* start Records shown *

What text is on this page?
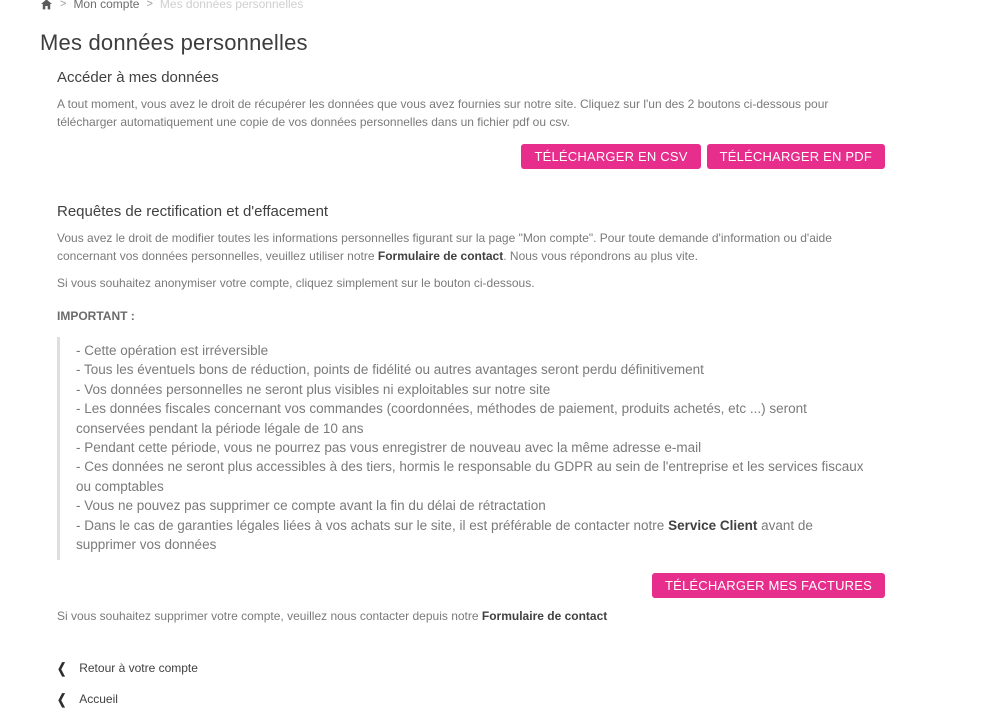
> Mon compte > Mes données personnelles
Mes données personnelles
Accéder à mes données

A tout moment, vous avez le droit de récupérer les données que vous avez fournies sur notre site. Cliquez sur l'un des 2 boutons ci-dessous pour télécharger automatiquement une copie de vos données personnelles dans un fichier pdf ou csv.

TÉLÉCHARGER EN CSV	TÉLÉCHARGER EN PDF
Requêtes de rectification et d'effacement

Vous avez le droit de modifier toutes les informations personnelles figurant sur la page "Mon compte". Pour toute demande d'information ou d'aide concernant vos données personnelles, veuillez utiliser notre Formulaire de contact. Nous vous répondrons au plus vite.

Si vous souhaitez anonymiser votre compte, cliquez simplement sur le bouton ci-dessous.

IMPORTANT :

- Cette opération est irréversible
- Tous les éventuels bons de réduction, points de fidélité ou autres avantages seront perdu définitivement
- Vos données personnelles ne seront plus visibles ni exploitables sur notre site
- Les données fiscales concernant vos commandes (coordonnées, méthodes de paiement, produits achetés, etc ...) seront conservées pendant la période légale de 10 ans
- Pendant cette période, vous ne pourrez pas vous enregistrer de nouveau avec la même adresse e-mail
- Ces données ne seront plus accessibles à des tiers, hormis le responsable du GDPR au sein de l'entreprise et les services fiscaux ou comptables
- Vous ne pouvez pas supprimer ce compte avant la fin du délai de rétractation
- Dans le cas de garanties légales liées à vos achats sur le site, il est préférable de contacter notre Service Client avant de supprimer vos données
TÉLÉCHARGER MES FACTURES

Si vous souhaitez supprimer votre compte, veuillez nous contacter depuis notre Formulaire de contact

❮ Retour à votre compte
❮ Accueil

* end Records shown *

- _Exercise_: Look through the material above. Copy each line where the word "compte" appears.

- _Answer for this exercise_:
> Mon compte > Mes données personnelles
Vous avez le droit de modifier toutes les informations personnelles figurant sur la page "Mon compte". Pour toute demande d'information ou d'aide concernant vos données personnelles, veuillez utiliser notre Formulaire de contact. Nous vous répondrons au plus vite.
Si vous souhaitez anonymiser votre compte, cliquez simplement sur le bouton ci-dessous.
- Vous ne pouvez pas supprimer ce compte avant la fin du délai de rétractation
Si vous souhaitez supprimer votre compte, veuillez nous contacter depuis notre Formulaire de contact
❮ Retour à votre compte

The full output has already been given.